Records contained in a dataset
● ● ● ● ●

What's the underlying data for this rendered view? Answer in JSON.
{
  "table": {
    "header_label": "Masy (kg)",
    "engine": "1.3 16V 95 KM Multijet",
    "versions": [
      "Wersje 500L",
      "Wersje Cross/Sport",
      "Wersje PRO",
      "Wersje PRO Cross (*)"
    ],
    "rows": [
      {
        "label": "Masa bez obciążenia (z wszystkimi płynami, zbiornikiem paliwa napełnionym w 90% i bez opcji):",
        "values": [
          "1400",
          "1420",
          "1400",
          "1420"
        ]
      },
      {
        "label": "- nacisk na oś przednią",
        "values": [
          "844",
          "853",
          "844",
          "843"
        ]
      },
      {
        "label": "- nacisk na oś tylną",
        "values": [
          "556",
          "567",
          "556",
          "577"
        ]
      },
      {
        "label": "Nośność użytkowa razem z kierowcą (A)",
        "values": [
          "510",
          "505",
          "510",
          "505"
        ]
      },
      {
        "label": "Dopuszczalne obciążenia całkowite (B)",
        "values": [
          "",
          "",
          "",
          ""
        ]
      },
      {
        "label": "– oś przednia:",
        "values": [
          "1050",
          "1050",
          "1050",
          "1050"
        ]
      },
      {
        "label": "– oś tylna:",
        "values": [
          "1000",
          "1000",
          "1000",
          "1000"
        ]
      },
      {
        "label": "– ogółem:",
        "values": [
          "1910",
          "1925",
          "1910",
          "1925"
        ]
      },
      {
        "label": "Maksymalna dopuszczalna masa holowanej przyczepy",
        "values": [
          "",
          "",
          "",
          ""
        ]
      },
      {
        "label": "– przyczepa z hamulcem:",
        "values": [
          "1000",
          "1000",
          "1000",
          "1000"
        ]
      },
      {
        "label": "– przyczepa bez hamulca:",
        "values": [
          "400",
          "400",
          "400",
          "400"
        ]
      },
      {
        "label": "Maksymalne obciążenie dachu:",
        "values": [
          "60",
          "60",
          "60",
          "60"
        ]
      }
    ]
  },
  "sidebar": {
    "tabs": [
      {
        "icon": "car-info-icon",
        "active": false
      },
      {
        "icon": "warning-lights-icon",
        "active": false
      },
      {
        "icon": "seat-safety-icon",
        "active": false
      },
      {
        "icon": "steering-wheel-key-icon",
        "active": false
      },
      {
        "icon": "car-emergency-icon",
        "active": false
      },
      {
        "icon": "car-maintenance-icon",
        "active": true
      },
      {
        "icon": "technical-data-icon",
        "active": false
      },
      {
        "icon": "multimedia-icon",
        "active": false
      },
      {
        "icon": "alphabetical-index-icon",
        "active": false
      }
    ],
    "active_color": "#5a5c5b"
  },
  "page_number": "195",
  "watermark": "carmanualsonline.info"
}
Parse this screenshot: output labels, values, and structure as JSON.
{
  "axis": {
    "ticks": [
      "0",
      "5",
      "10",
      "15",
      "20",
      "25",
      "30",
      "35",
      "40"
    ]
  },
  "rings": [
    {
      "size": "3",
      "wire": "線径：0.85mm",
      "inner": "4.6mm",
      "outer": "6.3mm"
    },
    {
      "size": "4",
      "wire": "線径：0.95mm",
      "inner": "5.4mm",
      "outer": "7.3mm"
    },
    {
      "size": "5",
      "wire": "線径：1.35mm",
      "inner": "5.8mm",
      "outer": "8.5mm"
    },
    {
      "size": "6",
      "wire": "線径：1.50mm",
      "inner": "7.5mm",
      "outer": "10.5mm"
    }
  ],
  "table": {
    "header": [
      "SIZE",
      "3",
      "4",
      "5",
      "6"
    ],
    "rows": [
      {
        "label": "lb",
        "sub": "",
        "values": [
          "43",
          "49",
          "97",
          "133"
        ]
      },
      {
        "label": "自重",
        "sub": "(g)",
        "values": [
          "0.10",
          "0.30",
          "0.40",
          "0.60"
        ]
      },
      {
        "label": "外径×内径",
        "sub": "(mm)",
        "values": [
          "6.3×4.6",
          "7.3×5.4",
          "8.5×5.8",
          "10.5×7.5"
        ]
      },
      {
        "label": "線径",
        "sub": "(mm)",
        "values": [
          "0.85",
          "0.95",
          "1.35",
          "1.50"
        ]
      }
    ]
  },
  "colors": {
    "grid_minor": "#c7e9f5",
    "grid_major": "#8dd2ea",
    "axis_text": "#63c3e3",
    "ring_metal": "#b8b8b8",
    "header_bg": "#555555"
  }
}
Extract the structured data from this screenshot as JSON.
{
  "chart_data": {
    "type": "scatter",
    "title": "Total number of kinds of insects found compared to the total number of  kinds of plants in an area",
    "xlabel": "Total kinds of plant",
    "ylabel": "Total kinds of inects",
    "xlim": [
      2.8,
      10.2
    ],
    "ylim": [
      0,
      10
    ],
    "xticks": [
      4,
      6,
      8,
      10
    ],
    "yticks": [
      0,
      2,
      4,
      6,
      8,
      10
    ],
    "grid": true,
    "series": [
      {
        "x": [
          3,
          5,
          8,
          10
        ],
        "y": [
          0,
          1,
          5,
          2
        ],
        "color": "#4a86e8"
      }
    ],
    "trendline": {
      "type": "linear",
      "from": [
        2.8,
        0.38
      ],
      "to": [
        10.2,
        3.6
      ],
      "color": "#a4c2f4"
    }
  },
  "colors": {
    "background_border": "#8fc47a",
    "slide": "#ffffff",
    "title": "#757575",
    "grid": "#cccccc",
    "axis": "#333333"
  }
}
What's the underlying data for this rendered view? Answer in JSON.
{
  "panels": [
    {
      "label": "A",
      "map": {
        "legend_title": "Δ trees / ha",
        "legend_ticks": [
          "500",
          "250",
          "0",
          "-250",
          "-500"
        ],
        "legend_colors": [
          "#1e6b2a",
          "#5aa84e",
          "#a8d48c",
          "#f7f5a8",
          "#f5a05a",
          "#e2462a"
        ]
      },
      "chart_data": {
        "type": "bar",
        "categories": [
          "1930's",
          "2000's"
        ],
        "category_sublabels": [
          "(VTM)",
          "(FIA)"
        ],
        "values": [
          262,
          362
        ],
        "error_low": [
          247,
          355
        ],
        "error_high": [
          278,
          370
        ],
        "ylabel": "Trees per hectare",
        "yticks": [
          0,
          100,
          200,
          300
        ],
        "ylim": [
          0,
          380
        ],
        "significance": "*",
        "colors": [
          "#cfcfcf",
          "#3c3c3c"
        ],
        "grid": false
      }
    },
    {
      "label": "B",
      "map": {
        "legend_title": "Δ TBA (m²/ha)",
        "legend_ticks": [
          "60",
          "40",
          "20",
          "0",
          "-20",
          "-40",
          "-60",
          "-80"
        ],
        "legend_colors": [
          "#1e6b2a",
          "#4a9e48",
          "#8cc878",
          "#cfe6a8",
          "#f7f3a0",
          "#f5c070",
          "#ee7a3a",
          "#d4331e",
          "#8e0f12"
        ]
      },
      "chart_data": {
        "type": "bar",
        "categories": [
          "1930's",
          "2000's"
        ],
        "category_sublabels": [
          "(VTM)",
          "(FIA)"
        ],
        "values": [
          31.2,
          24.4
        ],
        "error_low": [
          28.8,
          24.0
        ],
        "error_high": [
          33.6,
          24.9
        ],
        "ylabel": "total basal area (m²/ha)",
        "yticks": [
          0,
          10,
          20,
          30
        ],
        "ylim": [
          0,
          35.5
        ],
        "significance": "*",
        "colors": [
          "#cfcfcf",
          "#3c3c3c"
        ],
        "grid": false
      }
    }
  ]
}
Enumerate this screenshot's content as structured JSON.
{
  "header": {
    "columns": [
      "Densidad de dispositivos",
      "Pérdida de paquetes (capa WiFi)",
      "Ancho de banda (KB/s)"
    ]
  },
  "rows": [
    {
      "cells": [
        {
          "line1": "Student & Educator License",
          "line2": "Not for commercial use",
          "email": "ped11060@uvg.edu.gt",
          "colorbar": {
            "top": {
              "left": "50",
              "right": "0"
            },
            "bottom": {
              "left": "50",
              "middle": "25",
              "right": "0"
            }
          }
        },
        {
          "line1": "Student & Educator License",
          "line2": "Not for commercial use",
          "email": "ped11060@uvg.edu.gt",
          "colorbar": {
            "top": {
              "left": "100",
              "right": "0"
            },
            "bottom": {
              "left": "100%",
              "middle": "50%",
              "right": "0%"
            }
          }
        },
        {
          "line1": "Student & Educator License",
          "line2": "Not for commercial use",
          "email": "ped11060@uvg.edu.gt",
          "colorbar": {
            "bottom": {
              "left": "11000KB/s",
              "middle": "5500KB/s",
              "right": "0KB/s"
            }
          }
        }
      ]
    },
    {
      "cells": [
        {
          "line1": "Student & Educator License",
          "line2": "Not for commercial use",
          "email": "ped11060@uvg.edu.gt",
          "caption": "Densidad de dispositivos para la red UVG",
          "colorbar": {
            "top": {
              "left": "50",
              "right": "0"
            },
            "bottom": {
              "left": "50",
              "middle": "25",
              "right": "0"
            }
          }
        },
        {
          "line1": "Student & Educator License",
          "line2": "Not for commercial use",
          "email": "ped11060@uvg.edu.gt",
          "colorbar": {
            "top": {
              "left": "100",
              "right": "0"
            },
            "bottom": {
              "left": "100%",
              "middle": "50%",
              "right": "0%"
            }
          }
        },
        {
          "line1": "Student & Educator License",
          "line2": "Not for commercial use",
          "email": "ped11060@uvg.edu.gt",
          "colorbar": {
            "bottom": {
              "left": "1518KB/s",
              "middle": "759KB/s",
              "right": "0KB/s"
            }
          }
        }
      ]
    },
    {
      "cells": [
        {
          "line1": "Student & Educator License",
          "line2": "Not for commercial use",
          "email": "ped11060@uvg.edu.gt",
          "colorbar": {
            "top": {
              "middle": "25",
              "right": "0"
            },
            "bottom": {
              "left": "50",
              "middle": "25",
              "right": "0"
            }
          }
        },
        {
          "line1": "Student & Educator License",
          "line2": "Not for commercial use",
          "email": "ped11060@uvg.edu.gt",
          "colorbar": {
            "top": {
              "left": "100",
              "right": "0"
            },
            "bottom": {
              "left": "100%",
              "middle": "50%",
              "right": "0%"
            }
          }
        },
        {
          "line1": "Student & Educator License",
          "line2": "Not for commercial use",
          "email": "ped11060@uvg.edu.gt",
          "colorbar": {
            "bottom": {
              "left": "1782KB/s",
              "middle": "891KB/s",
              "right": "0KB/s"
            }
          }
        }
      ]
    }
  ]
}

● ● ● ● ●

**EXERCISE DETAILS:**
Report how many lines of the data hold the string "ylabel"; give only the number.

**EXERCISE ANSWER:**
3